Transcribe the records that follow in their entirety, omitting any pictures.

Task inputs
───

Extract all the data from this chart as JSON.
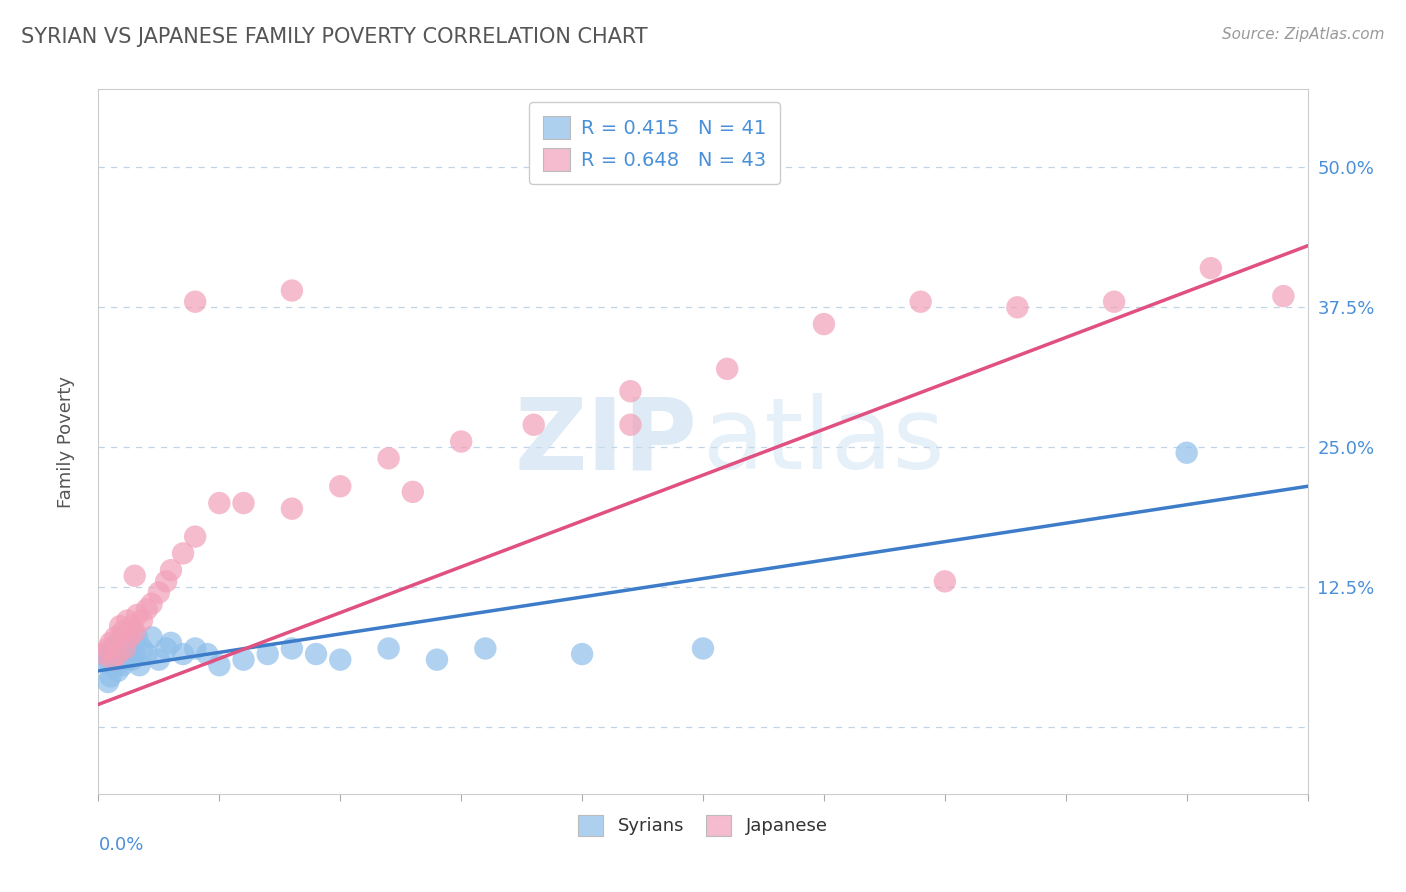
{
  "title": "SYRIAN VS JAPANESE FAMILY POVERTY CORRELATION CHART",
  "source": "Source: ZipAtlas.com",
  "ylabel": "Family Poverty",
  "xlim": [
    0.0,
    0.5
  ],
  "ylim": [
    -0.05,
    0.55
  ],
  "syrians_color": "#8fbfea",
  "japanese_color": "#f2a0b8",
  "syrians_line_color": "#3d7cc9",
  "japanese_line_color": "#e05080",
  "legend_blue_patch": "#add0ef",
  "legend_pink_patch": "#f5bcd0",
  "R_syrians": 0.415,
  "N_syrians": 41,
  "R_japanese": 0.648,
  "N_japanese": 43,
  "background_color": "#ffffff",
  "grid_color": "#c0d4e8",
  "title_color": "#555555",
  "tick_label_color": "#4a90d9",
  "syrians_x": [
    0.002,
    0.003,
    0.004,
    0.005,
    0.005,
    0.006,
    0.007,
    0.007,
    0.008,
    0.008,
    0.009,
    0.01,
    0.01,
    0.011,
    0.012,
    0.013,
    0.014,
    0.015,
    0.016,
    0.017,
    0.018,
    0.02,
    0.022,
    0.025,
    0.028,
    0.03,
    0.035,
    0.04,
    0.045,
    0.05,
    0.06,
    0.07,
    0.08,
    0.09,
    0.1,
    0.12,
    0.14,
    0.16,
    0.2,
    0.25,
    0.45
  ],
  "syrians_y": [
    0.065,
    0.06,
    0.04,
    0.055,
    0.045,
    0.07,
    0.055,
    0.06,
    0.05,
    0.075,
    0.065,
    0.055,
    0.08,
    0.06,
    0.07,
    0.075,
    0.06,
    0.065,
    0.08,
    0.055,
    0.07,
    0.065,
    0.08,
    0.06,
    0.07,
    0.075,
    0.065,
    0.07,
    0.065,
    0.055,
    0.06,
    0.065,
    0.07,
    0.065,
    0.06,
    0.07,
    0.06,
    0.07,
    0.065,
    0.07,
    0.245
  ],
  "japanese_x": [
    0.002,
    0.004,
    0.005,
    0.006,
    0.007,
    0.008,
    0.009,
    0.01,
    0.011,
    0.012,
    0.013,
    0.014,
    0.015,
    0.016,
    0.018,
    0.02,
    0.022,
    0.025,
    0.028,
    0.03,
    0.035,
    0.04,
    0.05,
    0.06,
    0.08,
    0.1,
    0.12,
    0.15,
    0.18,
    0.22,
    0.26,
    0.3,
    0.34,
    0.38,
    0.42,
    0.46,
    0.49,
    0.22,
    0.35,
    0.13,
    0.08,
    0.04,
    0.015
  ],
  "japanese_y": [
    0.065,
    0.07,
    0.075,
    0.06,
    0.08,
    0.065,
    0.09,
    0.085,
    0.07,
    0.095,
    0.08,
    0.09,
    0.085,
    0.1,
    0.095,
    0.105,
    0.11,
    0.12,
    0.13,
    0.14,
    0.155,
    0.17,
    0.2,
    0.2,
    0.195,
    0.215,
    0.24,
    0.255,
    0.27,
    0.3,
    0.32,
    0.36,
    0.38,
    0.375,
    0.38,
    0.41,
    0.385,
    0.27,
    0.13,
    0.21,
    0.39,
    0.38,
    0.135
  ]
}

───

Completed task
Extract all the data from this chart as JSON.
{
  "title": "SYRIAN VS JAPANESE FAMILY POVERTY CORRELATION CHART",
  "source": "Source: ZipAtlas.com",
  "ylabel": "Family Poverty",
  "xlim": [
    0.0,
    0.5
  ],
  "ylim": [
    -0.05,
    0.55
  ],
  "syrians_color": "#8fbfea",
  "japanese_color": "#f2a0b8",
  "syrians_line_color": "#3d7cc9",
  "japanese_line_color": "#e05080",
  "legend_blue_patch": "#add0ef",
  "legend_pink_patch": "#f5bcd0",
  "R_syrians": 0.415,
  "N_syrians": 41,
  "R_japanese": 0.648,
  "N_japanese": 43,
  "background_color": "#ffffff",
  "grid_color": "#c0d4e8",
  "title_color": "#555555",
  "tick_label_color": "#4a90d9",
  "syrians_x": [
    0.002,
    0.003,
    0.004,
    0.005,
    0.005,
    0.006,
    0.007,
    0.007,
    0.008,
    0.008,
    0.009,
    0.01,
    0.01,
    0.011,
    0.012,
    0.013,
    0.014,
    0.015,
    0.016,
    0.017,
    0.018,
    0.02,
    0.022,
    0.025,
    0.028,
    0.03,
    0.035,
    0.04,
    0.045,
    0.05,
    0.06,
    0.07,
    0.08,
    0.09,
    0.1,
    0.12,
    0.14,
    0.16,
    0.2,
    0.25,
    0.45
  ],
  "syrians_y": [
    0.065,
    0.06,
    0.04,
    0.055,
    0.045,
    0.07,
    0.055,
    0.06,
    0.05,
    0.075,
    0.065,
    0.055,
    0.08,
    0.06,
    0.07,
    0.075,
    0.06,
    0.065,
    0.08,
    0.055,
    0.07,
    0.065,
    0.08,
    0.06,
    0.07,
    0.075,
    0.065,
    0.07,
    0.065,
    0.055,
    0.06,
    0.065,
    0.07,
    0.065,
    0.06,
    0.07,
    0.06,
    0.07,
    0.065,
    0.07,
    0.245
  ],
  "japanese_x": [
    0.002,
    0.004,
    0.005,
    0.006,
    0.007,
    0.008,
    0.009,
    0.01,
    0.011,
    0.012,
    0.013,
    0.014,
    0.015,
    0.016,
    0.018,
    0.02,
    0.022,
    0.025,
    0.028,
    0.03,
    0.035,
    0.04,
    0.05,
    0.06,
    0.08,
    0.1,
    0.12,
    0.15,
    0.18,
    0.22,
    0.26,
    0.3,
    0.34,
    0.38,
    0.42,
    0.46,
    0.49,
    0.22,
    0.35,
    0.13,
    0.08,
    0.04,
    0.015
  ],
  "japanese_y": [
    0.065,
    0.07,
    0.075,
    0.06,
    0.08,
    0.065,
    0.09,
    0.085,
    0.07,
    0.095,
    0.08,
    0.09,
    0.085,
    0.1,
    0.095,
    0.105,
    0.11,
    0.12,
    0.13,
    0.14,
    0.155,
    0.17,
    0.2,
    0.2,
    0.195,
    0.215,
    0.24,
    0.255,
    0.27,
    0.3,
    0.32,
    0.36,
    0.38,
    0.375,
    0.38,
    0.41,
    0.385,
    0.27,
    0.13,
    0.21,
    0.39,
    0.38,
    0.135
  ]
}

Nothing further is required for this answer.